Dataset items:
= = = = = = =
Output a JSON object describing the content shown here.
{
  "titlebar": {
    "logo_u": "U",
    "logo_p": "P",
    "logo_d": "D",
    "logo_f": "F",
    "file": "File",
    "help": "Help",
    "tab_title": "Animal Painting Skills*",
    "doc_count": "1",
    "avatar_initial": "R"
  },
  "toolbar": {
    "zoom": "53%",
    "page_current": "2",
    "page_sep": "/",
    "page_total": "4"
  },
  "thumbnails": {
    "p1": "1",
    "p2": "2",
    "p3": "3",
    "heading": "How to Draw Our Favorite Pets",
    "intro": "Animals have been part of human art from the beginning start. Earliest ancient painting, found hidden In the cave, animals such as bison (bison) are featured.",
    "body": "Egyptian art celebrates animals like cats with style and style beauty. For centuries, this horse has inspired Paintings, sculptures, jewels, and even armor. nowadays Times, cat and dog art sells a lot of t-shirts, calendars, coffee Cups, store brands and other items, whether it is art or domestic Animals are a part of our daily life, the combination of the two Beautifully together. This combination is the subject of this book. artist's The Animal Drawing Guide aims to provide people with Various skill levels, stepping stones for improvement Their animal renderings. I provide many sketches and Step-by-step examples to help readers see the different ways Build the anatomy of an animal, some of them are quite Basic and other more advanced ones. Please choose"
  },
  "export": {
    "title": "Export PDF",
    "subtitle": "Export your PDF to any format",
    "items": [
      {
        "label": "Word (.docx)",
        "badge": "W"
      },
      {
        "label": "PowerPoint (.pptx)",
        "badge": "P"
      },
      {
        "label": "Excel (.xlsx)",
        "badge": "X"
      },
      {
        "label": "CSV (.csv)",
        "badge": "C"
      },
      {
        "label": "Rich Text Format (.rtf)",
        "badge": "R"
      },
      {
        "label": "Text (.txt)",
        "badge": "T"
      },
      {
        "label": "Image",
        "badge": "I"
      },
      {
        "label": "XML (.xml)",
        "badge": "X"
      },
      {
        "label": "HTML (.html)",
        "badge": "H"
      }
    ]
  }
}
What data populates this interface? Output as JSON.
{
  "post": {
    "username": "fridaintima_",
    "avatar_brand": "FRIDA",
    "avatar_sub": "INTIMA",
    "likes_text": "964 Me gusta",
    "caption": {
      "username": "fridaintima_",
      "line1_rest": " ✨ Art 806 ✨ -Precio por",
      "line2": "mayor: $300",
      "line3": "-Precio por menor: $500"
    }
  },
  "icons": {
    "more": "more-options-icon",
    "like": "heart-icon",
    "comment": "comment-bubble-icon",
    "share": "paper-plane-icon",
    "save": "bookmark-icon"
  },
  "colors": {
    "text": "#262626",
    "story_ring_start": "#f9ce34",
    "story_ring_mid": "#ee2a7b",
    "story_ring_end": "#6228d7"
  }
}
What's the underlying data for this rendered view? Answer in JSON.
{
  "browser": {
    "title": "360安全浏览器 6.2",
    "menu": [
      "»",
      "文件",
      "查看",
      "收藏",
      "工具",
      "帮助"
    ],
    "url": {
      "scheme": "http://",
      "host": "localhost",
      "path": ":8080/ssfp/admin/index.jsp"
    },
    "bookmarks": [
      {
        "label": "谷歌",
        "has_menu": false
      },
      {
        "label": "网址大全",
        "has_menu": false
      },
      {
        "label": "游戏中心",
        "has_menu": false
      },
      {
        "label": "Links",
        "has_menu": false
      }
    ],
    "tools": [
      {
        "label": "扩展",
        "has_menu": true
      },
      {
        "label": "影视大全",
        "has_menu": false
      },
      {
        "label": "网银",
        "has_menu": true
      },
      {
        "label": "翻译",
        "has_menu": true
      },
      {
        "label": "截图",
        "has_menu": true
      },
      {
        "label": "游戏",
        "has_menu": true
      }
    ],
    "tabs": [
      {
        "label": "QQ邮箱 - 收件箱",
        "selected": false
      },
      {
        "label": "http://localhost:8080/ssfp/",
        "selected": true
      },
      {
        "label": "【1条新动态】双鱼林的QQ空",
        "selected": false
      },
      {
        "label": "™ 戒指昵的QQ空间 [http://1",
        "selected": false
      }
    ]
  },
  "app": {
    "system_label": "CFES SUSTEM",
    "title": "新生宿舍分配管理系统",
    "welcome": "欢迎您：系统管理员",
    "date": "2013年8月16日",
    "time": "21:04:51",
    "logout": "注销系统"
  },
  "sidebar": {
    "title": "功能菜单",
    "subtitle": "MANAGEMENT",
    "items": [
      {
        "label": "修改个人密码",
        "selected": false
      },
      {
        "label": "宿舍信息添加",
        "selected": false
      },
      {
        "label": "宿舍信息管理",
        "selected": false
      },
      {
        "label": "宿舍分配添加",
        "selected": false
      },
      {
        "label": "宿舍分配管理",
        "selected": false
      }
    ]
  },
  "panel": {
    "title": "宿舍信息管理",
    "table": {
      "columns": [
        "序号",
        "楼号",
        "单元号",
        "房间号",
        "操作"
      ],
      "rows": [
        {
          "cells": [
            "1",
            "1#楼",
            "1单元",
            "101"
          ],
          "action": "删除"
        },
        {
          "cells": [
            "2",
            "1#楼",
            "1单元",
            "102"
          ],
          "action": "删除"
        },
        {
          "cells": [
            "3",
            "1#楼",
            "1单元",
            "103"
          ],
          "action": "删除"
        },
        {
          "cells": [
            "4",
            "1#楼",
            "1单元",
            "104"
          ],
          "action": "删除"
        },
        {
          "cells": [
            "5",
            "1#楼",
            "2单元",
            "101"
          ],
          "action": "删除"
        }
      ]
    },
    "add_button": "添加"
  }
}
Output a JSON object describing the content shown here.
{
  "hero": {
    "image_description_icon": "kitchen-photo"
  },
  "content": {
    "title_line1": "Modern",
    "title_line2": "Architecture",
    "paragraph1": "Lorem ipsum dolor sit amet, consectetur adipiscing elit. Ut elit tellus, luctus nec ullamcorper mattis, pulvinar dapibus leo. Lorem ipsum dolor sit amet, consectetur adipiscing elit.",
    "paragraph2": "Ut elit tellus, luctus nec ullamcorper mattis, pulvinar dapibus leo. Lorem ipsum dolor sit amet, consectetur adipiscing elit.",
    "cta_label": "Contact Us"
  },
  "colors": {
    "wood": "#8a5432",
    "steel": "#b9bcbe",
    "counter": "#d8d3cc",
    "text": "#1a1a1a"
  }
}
= = = = = = =
* [Problem requirements]
Count the lines in the records above that contain the word "badge", and give only that number.

* [Right answer]
9